Dataset records
------------------------

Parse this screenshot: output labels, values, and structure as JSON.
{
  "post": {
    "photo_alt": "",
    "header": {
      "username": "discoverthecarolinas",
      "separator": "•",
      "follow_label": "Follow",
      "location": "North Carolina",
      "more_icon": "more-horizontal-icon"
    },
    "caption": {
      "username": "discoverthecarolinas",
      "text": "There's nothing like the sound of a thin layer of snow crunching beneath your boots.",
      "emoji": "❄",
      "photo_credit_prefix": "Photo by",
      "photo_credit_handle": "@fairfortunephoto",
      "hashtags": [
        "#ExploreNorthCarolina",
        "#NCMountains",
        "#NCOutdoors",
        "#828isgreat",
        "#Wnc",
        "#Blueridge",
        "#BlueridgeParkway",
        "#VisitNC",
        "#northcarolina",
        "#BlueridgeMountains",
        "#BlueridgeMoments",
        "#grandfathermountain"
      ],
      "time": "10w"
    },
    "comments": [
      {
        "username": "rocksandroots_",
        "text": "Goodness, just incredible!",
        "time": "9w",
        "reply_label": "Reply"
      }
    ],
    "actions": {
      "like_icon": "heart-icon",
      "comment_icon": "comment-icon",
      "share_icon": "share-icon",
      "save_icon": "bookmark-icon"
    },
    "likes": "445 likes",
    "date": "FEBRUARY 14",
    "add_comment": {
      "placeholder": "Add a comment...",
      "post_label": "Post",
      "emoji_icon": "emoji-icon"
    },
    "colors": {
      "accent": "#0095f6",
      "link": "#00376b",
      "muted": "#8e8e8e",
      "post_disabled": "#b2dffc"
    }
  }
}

------------------------

■ Request:
Extract all lines of the records above that include "icon".

■ Output for this exercise:
      "more_icon": "more-horizontal-icon"
      "like_icon": "heart-icon",
      "comment_icon": "comment-icon",
      "share_icon": "share-icon",
      "save_icon": "bookmark-icon"
      "emoji_icon": "emoji-icon"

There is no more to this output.